+++ Data rows +++
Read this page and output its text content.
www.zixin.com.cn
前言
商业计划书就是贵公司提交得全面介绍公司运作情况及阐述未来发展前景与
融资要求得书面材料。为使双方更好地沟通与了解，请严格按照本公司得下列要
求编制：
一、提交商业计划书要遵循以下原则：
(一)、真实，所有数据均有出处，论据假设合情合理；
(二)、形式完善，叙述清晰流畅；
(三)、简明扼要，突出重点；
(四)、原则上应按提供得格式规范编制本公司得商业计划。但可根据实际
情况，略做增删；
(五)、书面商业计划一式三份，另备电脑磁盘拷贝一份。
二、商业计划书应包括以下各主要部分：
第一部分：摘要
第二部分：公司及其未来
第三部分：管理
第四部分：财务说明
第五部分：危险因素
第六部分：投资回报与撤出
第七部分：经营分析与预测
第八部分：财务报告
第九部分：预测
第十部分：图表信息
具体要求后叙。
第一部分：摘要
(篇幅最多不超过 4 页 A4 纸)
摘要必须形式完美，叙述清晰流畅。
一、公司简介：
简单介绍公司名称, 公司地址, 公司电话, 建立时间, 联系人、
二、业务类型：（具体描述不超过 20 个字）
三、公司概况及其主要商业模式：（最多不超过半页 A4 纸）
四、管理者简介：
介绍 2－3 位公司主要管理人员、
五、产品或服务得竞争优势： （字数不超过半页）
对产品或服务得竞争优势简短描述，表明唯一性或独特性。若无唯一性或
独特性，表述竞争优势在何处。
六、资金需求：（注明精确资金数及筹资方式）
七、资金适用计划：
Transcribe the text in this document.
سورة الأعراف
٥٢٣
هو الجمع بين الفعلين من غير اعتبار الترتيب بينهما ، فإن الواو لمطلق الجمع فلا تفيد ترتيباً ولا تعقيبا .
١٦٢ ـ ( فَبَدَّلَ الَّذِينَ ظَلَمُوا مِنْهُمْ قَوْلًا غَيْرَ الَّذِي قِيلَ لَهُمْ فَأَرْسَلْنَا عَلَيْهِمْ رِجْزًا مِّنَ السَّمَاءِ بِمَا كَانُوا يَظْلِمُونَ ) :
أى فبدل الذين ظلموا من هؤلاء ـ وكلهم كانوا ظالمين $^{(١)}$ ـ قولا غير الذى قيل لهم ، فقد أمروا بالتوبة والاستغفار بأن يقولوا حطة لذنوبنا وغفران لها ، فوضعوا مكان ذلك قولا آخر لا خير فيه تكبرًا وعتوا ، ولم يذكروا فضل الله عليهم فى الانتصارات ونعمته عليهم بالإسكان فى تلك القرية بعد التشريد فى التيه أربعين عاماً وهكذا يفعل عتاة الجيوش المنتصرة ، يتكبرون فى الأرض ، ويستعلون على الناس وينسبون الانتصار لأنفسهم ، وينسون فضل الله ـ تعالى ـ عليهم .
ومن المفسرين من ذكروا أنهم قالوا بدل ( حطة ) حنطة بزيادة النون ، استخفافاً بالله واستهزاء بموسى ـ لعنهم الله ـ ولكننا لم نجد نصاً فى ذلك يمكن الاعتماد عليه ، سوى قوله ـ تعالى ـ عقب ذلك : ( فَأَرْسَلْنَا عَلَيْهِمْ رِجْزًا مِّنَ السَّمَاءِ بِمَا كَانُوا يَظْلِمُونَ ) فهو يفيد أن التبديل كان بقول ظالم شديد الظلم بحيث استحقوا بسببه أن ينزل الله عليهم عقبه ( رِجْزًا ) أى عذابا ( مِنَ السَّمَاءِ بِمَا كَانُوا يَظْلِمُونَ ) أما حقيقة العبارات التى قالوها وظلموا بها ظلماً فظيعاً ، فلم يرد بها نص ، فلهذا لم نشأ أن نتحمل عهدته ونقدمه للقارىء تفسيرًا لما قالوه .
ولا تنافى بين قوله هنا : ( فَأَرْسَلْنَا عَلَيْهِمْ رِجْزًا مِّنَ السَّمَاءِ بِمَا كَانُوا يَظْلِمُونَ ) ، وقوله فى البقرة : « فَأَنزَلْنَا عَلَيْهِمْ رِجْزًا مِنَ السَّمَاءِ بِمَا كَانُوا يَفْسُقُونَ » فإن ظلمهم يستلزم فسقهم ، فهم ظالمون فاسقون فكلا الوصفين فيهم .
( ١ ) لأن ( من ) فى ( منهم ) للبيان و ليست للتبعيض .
+++
What to do: Type out all of the material again, word for word.

Finished exercise:
Read this page and output its text content.
www.zixin.com.cn
前言
商业计划书就是贵公司提交得全面介绍公司运作情况及阐述未来发展前景与
融资要求得书面材料。为使双方更好地沟通与了解，请严格按照本公司得下列要
求编制：
一、提交商业计划书要遵循以下原则：
(一)、真实，所有数据均有出处，论据假设合情合理；
(二)、形式完善，叙述清晰流畅；
(三)、简明扼要，突出重点；
(四)、原则上应按提供得格式规范编制本公司得商业计划。但可根据实际
情况，略做增删；
(五)、书面商业计划一式三份，另备电脑磁盘拷贝一份。
二、商业计划书应包括以下各主要部分：
第一部分：摘要
第二部分：公司及其未来
第三部分：管理
第四部分：财务说明
第五部分：危险因素
第六部分：投资回报与撤出
第七部分：经营分析与预测
第八部分：财务报告
第九部分：预测
第十部分：图表信息
具体要求后叙。
第一部分：摘要
(篇幅最多不超过 4 页 A4 纸)
摘要必须形式完美，叙述清晰流畅。
一、公司简介：
简单介绍公司名称, 公司地址, 公司电话, 建立时间, 联系人、
二、业务类型：（具体描述不超过 20 个字）
三、公司概况及其主要商业模式：（最多不超过半页 A4 纸）
四、管理者简介：
介绍 2－3 位公司主要管理人员、
五、产品或服务得竞争优势： （字数不超过半页）
对产品或服务得竞争优势简短描述，表明唯一性或独特性。若无唯一性或
独特性，表述竞争优势在何处。
六、资金需求：（注明精确资金数及筹资方式）
七、资金适用计划：
Transcribe the text in this document.
سورة الأعراف
٥٢٣
هو الجمع بين الفعلين من غير اعتبار الترتيب بينهما ، فإن الواو لمطلق الجمع فلا تفيد ترتيباً ولا تعقيبا .
١٦٢ ـ ( فَبَدَّلَ الَّذِينَ ظَلَمُوا مِنْهُمْ قَوْلًا غَيْرَ الَّذِي قِيلَ لَهُمْ فَأَرْسَلْنَا عَلَيْهِمْ رِجْزًا مِّنَ السَّمَاءِ بِمَا كَانُوا يَظْلِمُونَ ) :
أى فبدل الذين ظلموا من هؤلاء ـ وكلهم كانوا ظالمين $^{(١)}$ ـ قولا غير الذى قيل لهم ، فقد أمروا بالتوبة والاستغفار بأن يقولوا حطة لذنوبنا وغفران لها ، فوضعوا مكان ذلك قولا آخر لا خير فيه تكبرًا وعتوا ، ولم يذكروا فضل الله عليهم فى الانتصارات ونعمته عليهم بالإسكان فى تلك القرية بعد التشريد فى التيه أربعين عاماً وهكذا يفعل عتاة الجيوش المنتصرة ، يتكبرون فى الأرض ، ويستعلون على الناس وينسبون الانتصار لأنفسهم ، وينسون فضل الله ـ تعالى ـ عليهم .
ومن المفسرين من ذكروا أنهم قالوا بدل ( حطة ) حنطة بزيادة النون ، استخفافاً بالله واستهزاء بموسى ـ لعنهم الله ـ ولكننا لم نجد نصاً فى ذلك يمكن الاعتماد عليه ، سوى قوله ـ تعالى ـ عقب ذلك : ( فَأَرْسَلْنَا عَلَيْهِمْ رِجْزًا مِّنَ السَّمَاءِ بِمَا كَانُوا يَظْلِمُونَ ) فهو يفيد أن التبديل كان بقول ظالم شديد الظلم بحيث استحقوا بسببه أن ينزل الله عليهم عقبه ( رِجْزًا ) أى عذابا ( مِنَ السَّمَاءِ بِمَا كَانُوا يَظْلِمُونَ ) أما حقيقة العبارات التى قالوها وظلموا بها ظلماً فظيعاً ، فلم يرد بها نص ، فلهذا لم نشأ أن نتحمل عهدته ونقدمه للقارىء تفسيرًا لما قالوه .
ولا تنافى بين قوله هنا : ( فَأَرْسَلْنَا عَلَيْهِمْ رِجْزًا مِّنَ السَّمَاءِ بِمَا كَانُوا يَظْلِمُونَ ) ، وقوله فى البقرة : « فَأَنزَلْنَا عَلَيْهِمْ رِجْزًا مِنَ السَّمَاءِ بِمَا كَانُوا يَفْسُقُونَ » فإن ظلمهم يستلزم فسقهم ، فهم ظالمون فاسقون فكلا الوصفين فيهم .
( ١ ) لأن ( من ) فى ( منهم ) للبيان و ليست للتبعيض .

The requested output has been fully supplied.